**What the task asks:**
Scan the entries below and extract each line with the word "name" in it.

**Excerpted data:**
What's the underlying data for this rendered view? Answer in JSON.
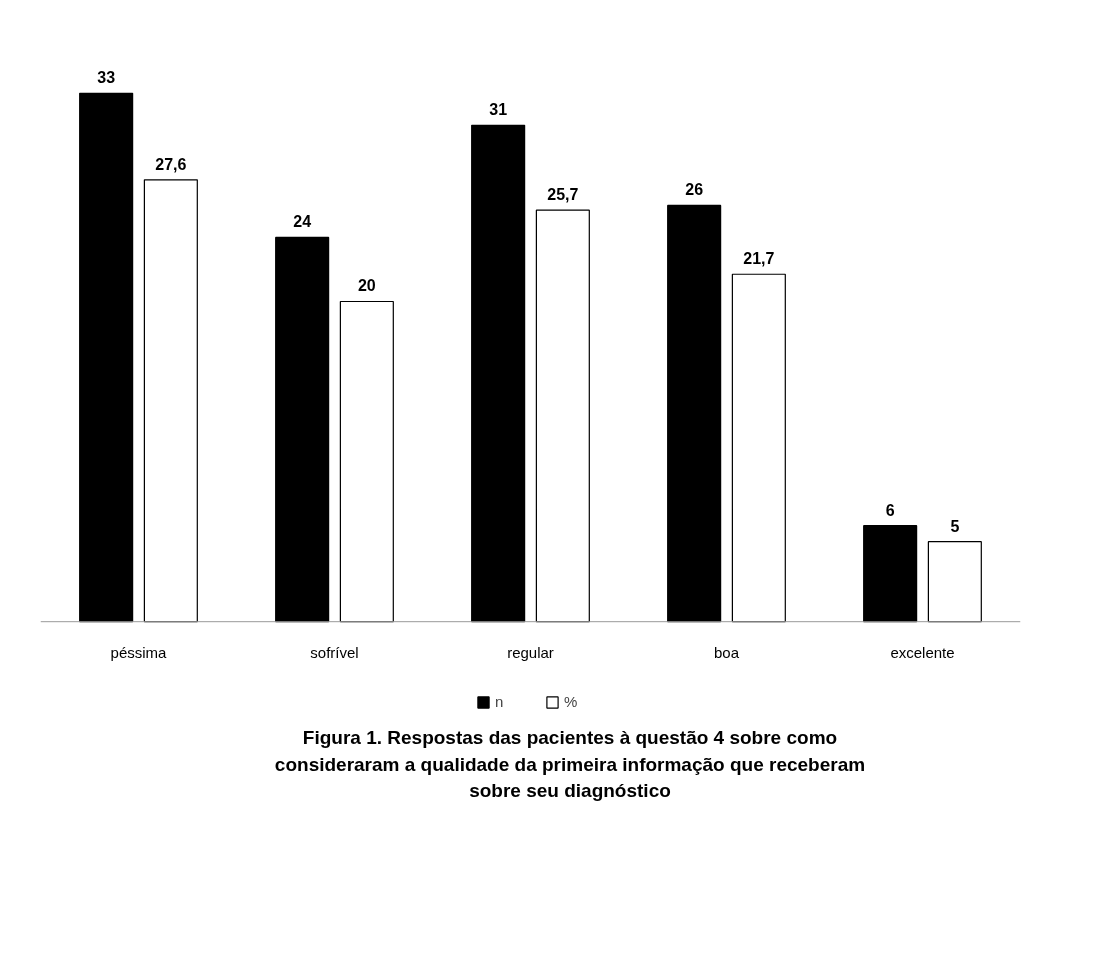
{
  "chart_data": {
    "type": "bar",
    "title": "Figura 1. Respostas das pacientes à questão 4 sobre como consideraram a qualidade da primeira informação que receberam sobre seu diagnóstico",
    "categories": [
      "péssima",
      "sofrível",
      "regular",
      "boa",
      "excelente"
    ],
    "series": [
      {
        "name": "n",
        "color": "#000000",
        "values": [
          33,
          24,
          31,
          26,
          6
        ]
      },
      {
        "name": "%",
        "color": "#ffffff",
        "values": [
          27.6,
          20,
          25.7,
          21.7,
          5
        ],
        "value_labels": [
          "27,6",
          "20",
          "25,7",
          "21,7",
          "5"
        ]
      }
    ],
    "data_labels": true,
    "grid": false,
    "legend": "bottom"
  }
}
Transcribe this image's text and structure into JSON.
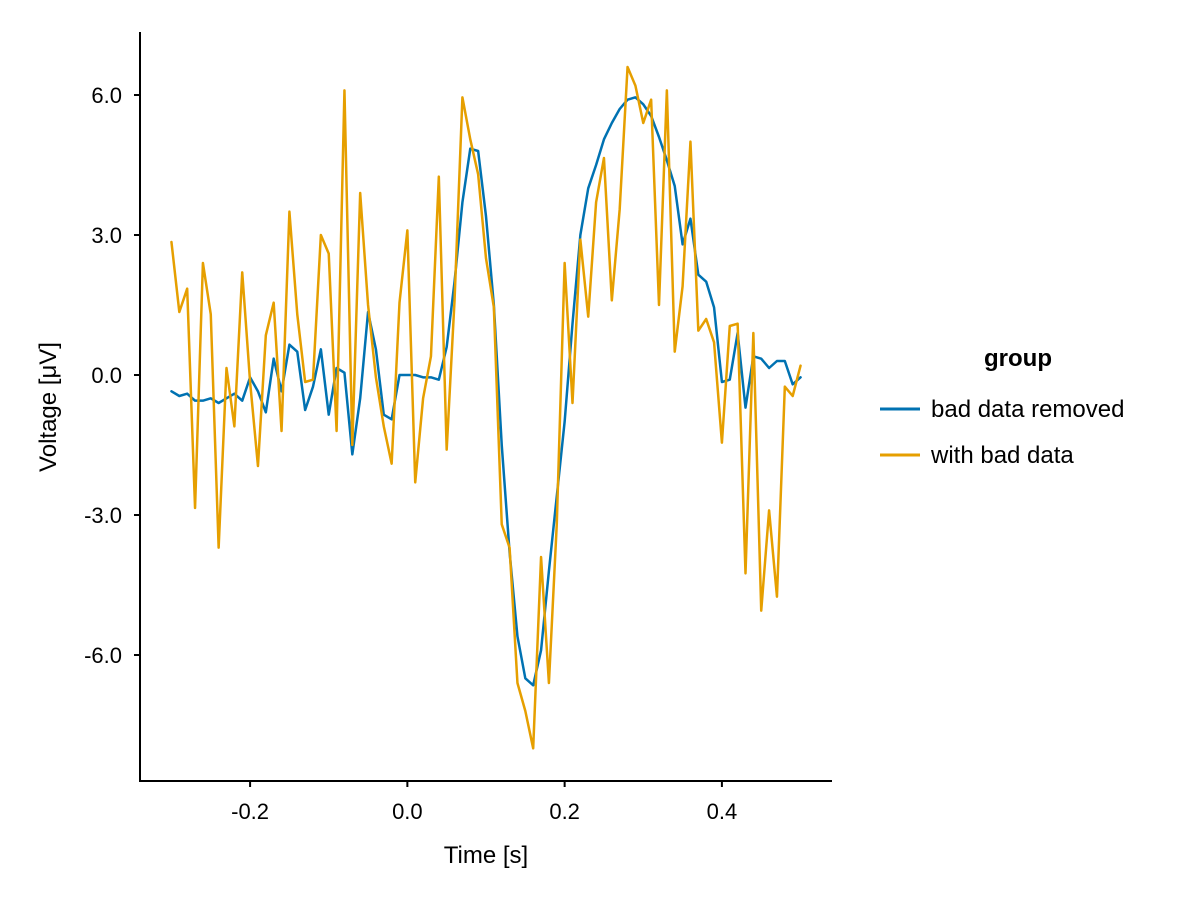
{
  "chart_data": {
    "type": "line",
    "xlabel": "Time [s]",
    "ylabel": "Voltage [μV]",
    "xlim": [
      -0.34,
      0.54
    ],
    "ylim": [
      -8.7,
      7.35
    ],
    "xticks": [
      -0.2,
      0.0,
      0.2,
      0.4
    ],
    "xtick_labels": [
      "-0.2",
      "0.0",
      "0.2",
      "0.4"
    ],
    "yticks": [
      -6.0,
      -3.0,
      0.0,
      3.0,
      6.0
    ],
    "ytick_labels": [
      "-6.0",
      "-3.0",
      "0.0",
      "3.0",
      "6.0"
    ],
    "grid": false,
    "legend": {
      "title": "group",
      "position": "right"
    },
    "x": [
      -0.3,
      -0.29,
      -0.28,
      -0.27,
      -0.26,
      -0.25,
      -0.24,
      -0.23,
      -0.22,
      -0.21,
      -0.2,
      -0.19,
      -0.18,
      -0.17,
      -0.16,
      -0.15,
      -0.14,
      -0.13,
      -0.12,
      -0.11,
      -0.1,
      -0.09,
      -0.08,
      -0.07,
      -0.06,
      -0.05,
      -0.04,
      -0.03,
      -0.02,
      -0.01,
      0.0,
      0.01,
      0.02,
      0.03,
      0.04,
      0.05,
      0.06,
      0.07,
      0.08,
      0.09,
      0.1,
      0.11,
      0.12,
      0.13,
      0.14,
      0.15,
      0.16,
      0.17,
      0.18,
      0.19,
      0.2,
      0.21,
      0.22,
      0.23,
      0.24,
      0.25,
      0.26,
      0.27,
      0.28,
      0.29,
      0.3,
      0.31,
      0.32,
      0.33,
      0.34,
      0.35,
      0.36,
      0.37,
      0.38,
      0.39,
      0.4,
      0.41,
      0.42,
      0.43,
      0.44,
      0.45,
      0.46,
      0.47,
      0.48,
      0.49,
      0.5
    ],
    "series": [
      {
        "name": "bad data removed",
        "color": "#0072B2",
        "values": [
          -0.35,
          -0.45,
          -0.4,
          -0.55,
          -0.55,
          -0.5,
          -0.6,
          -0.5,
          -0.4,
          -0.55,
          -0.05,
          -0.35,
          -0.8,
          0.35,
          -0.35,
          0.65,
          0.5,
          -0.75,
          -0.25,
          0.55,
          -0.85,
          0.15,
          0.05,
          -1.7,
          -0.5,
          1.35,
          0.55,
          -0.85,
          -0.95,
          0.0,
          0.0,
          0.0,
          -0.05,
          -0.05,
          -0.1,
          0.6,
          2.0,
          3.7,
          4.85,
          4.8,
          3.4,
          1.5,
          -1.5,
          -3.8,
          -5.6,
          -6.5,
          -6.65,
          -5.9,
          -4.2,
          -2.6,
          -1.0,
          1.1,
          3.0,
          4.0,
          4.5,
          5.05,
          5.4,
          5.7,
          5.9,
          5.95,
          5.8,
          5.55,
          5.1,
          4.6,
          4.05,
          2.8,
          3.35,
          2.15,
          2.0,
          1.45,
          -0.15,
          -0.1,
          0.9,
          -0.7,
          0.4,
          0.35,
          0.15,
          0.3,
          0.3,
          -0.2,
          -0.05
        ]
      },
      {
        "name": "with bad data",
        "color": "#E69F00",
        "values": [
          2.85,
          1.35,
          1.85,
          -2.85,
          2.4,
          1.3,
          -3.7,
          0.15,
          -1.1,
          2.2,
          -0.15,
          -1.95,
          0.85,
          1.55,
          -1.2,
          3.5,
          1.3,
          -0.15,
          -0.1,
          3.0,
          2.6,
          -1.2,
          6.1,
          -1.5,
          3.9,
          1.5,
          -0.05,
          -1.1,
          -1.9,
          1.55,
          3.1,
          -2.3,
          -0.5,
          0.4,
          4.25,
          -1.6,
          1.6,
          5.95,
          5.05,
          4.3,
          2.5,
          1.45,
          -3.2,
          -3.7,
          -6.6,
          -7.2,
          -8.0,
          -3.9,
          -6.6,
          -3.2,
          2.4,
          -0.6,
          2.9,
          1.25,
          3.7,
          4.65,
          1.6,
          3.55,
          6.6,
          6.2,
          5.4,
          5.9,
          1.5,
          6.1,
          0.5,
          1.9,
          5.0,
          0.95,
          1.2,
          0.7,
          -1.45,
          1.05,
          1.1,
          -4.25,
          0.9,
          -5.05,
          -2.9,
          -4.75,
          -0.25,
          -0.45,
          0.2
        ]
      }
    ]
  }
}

**Written solution:**
        "name": "n",
        "name": "%",
        "name": "bad data removed",
        "name": "with bad data",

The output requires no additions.